Task statement: All of the material should be reproduced exactly, with pictures left out.

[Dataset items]
►
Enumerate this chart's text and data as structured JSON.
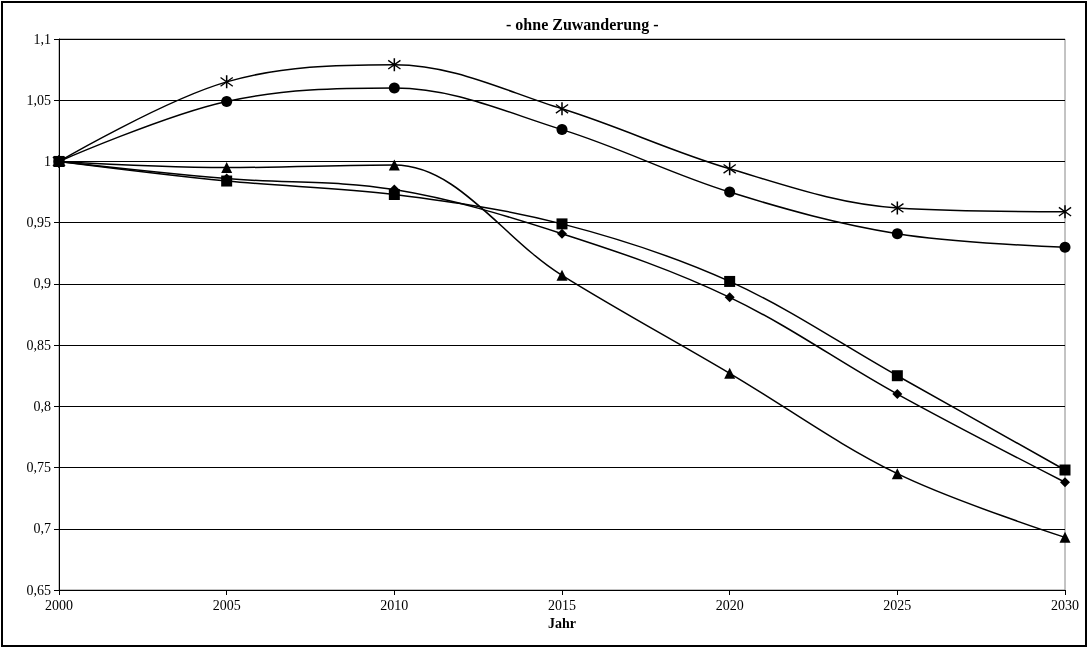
{
  "chart_data": {
    "type": "line",
    "title": "- ohne Zuwanderung -",
    "xlabel": "Jahr",
    "x": [
      2000,
      2005,
      2010,
      2015,
      2020,
      2025,
      2030
    ],
    "series": [
      {
        "color": "#000000",
        "marker": "circle",
        "values": [
          1.0,
          1.049,
          1.06,
          1.026,
          0.975,
          0.941,
          0.93
        ]
      },
      {
        "color": "#000000",
        "marker": "cross",
        "values": [
          1.0,
          1.065,
          1.079,
          1.043,
          0.994,
          0.962,
          0.959
        ]
      },
      {
        "color": "#000000",
        "marker": "triangle",
        "values": [
          1.0,
          0.995,
          0.997,
          0.907,
          0.827,
          0.745,
          0.693
        ]
      },
      {
        "color": "#000000",
        "marker": "square",
        "values": [
          1.0,
          0.984,
          0.973,
          0.949,
          0.902,
          0.825,
          0.748
        ]
      },
      {
        "color": "#000000",
        "marker": "diamond",
        "values": [
          1.0,
          0.986,
          0.977,
          0.941,
          0.889,
          0.81,
          0.738
        ]
      }
    ],
    "xlim": [
      2000,
      2030
    ],
    "xticks": [
      2000,
      2005,
      2010,
      2015,
      2020,
      2025,
      2030
    ],
    "ylim": [
      0.65,
      1.1
    ],
    "yticks": [
      {
        "value": 0.65,
        "label": "0,65"
      },
      {
        "value": 0.7,
        "label": "0,7"
      },
      {
        "value": 0.75,
        "label": "0,75"
      },
      {
        "value": 0.8,
        "label": "0,8"
      },
      {
        "value": 0.85,
        "label": "0,85"
      },
      {
        "value": 0.9,
        "label": "0,9"
      },
      {
        "value": 0.95,
        "label": "0,95"
      },
      {
        "value": 1,
        "label": "1"
      },
      {
        "value": 1.05,
        "label": "1,05"
      },
      {
        "value": 1.1,
        "label": "1,1"
      }
    ],
    "grid": "y",
    "line_style": "solid"
  }
}
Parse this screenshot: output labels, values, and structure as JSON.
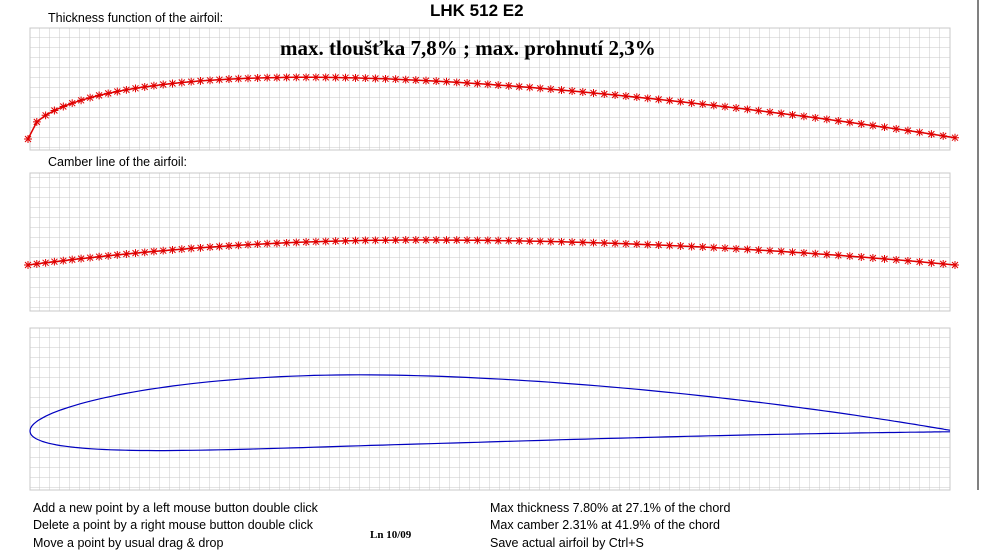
{
  "header": {
    "title": "LHK  512 E2",
    "summary": "max. tloušťka  7,8% ; max. prohnutí  2,3%"
  },
  "panels": {
    "thickness_label": "Thickness function of the airfoil:",
    "camber_label": "Camber line of the airfoil:"
  },
  "help": [
    "Add a new point by a left mouse button double click",
    "Delete a point by a right mouse button double click",
    "Move a point by usual drag & drop"
  ],
  "version": "Ln 10/09",
  "stats": [
    "Max thickness 7.80% at 27.1% of the chord",
    "Max camber 2.31% at 41.9% of the chord",
    "Save actual airfoil by Ctrl+S"
  ]
}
◄
Exercise response:
Enumerate this chart's text and data as structured JSON.
{
  "chart_data": {
    "type": "line",
    "title": "- ohne Zuwanderung -",
    "xlabel": "Jahr",
    "x": [
      2000,
      2005,
      2010,
      2015,
      2020,
      2025,
      2030
    ],
    "series": [
      {
        "color": "#000000",
        "marker": "circle",
        "values": [
          1.0,
          1.049,
          1.06,
          1.026,
          0.975,
          0.941,
          0.93
        ]
      },
      {
        "color": "#000000",
        "marker": "cross",
        "values": [
          1.0,
          1.065,
          1.079,
          1.043,
          0.994,
          0.962,
          0.959
        ]
      },
      {
        "color": "#000000",
        "marker": "triangle",
        "values": [
          1.0,
          0.995,
          0.997,
          0.907,
          0.827,
          0.745,
          0.693
        ]
      },
      {
        "color": "#000000",
        "marker": "square",
        "values": [
          1.0,
          0.984,
          0.973,
          0.949,
          0.902,
          0.825,
          0.748
        ]
      },
      {
        "color": "#000000",
        "marker": "diamond",
        "values": [
          1.0,
          0.986,
          0.977,
          0.941,
          0.889,
          0.81,
          0.738
        ]
      }
    ],
    "xlim": [
      2000,
      2030
    ],
    "xticks": [
      2000,
      2005,
      2010,
      2015,
      2020,
      2025,
      2030
    ],
    "ylim": [
      0.65,
      1.1
    ],
    "yticks": [
      {
        "value": 0.65,
        "label": "0,65"
      },
      {
        "value": 0.7,
        "label": "0,7"
      },
      {
        "value": 0.75,
        "label": "0,75"
      },
      {
        "value": 0.8,
        "label": "0,8"
      },
      {
        "value": 0.85,
        "label": "0,85"
      },
      {
        "value": 0.9,
        "label": "0,9"
      },
      {
        "value": 0.95,
        "label": "0,95"
      },
      {
        "value": 1,
        "label": "1"
      },
      {
        "value": 1.05,
        "label": "1,05"
      },
      {
        "value": 1.1,
        "label": "1,1"
      }
    ],
    "grid": "y",
    "line_style": "solid"
  }
}
Parse this screenshot: output labels, values, and structure as JSON.
{
  "header": {
    "title": "LHK  512 E2",
    "summary": "max. tloušťka  7,8% ; max. prohnutí  2,3%"
  },
  "panels": {
    "thickness_label": "Thickness function of the airfoil:",
    "camber_label": "Camber line of the airfoil:"
  },
  "help": [
    "Add a new point by a left mouse button double click",
    "Delete a point by a right mouse button double click",
    "Move a point by usual drag & drop"
  ],
  "version": "Ln 10/09",
  "stats": [
    "Max thickness 7.80% at 27.1% of the chord",
    "Max camber 2.31% at 41.9% of the chord",
    "Save actual airfoil by Ctrl+S"
  ]
}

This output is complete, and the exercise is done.